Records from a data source
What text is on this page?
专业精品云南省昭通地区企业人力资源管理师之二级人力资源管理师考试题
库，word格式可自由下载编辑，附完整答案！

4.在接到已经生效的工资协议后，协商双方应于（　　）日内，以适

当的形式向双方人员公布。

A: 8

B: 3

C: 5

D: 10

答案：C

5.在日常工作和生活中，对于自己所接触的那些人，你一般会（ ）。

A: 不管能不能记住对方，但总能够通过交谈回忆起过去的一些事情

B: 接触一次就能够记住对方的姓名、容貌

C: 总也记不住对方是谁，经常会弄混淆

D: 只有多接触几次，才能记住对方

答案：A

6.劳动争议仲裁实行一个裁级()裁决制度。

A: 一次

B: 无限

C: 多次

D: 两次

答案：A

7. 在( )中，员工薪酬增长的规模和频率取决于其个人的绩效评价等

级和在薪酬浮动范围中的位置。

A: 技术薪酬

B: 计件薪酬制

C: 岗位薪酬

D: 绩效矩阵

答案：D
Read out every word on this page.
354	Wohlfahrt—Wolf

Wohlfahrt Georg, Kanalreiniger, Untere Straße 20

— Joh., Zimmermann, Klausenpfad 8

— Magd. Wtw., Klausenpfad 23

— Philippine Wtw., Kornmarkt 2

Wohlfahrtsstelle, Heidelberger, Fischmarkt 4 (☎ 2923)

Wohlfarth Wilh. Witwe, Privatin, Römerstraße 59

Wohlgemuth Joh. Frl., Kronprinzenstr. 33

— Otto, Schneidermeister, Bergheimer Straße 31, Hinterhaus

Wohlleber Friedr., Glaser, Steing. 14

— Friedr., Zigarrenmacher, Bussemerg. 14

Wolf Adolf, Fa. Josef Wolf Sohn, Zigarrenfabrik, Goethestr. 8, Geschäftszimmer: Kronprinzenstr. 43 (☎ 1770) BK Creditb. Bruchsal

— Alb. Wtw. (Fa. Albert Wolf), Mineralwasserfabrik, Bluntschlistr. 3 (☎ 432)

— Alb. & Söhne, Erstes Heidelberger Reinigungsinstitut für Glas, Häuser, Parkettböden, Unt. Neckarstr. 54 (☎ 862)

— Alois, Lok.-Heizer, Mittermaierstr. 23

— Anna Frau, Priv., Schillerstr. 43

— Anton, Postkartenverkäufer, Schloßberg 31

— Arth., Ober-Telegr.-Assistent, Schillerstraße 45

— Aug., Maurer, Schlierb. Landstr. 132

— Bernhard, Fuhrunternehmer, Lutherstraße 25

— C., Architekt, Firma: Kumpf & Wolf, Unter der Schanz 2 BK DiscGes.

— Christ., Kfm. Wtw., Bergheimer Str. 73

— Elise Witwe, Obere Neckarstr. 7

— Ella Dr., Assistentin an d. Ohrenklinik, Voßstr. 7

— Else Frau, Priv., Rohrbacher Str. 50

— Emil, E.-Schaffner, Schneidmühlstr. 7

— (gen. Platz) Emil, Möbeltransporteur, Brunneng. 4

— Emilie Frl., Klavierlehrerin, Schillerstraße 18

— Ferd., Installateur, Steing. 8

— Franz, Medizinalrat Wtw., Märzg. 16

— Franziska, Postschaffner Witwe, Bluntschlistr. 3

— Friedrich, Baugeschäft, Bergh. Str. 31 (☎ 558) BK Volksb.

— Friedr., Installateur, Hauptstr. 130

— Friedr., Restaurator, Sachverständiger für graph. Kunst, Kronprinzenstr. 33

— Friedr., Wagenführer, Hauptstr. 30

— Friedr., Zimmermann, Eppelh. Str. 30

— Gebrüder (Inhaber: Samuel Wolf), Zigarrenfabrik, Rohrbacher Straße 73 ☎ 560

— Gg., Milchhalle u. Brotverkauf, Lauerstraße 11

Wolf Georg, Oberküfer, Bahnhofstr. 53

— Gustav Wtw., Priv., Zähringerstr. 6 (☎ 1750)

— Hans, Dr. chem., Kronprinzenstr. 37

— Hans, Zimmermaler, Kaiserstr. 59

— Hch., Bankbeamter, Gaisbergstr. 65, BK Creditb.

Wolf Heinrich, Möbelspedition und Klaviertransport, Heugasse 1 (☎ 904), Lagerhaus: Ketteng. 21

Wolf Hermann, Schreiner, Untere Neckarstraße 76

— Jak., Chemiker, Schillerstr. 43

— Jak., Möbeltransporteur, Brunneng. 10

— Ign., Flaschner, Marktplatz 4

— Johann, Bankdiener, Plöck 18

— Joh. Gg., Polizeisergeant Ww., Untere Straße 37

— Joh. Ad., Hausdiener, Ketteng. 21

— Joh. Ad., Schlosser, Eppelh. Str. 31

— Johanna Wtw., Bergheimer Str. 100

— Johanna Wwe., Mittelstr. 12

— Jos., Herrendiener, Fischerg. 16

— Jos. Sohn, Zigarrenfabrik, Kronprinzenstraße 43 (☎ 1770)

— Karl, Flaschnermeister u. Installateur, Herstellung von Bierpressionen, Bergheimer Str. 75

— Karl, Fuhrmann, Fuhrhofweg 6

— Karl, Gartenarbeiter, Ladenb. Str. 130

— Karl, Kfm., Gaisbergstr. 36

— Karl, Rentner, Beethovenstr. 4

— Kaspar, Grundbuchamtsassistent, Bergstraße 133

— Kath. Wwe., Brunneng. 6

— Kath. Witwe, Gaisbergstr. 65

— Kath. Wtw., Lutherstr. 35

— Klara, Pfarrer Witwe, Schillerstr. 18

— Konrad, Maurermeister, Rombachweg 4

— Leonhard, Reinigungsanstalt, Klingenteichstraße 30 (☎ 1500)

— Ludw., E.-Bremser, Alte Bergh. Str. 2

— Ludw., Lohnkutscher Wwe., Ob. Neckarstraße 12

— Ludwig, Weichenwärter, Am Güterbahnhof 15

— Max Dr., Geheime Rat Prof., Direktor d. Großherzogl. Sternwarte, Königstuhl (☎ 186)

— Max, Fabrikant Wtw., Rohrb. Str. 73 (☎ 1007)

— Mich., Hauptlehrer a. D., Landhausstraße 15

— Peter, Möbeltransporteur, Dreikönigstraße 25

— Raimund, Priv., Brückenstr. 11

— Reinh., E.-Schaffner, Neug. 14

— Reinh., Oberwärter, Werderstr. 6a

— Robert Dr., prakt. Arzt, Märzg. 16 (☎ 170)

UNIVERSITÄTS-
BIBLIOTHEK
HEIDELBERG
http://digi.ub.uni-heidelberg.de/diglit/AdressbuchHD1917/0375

### [Your goal]
From the listing above, copy every line that includes the word "Hauptstr".

### [Solution to the problem]
— Friedr., Installateur, Hauptstr. 130
— Friedr., Wagenführer, Hauptstr. 30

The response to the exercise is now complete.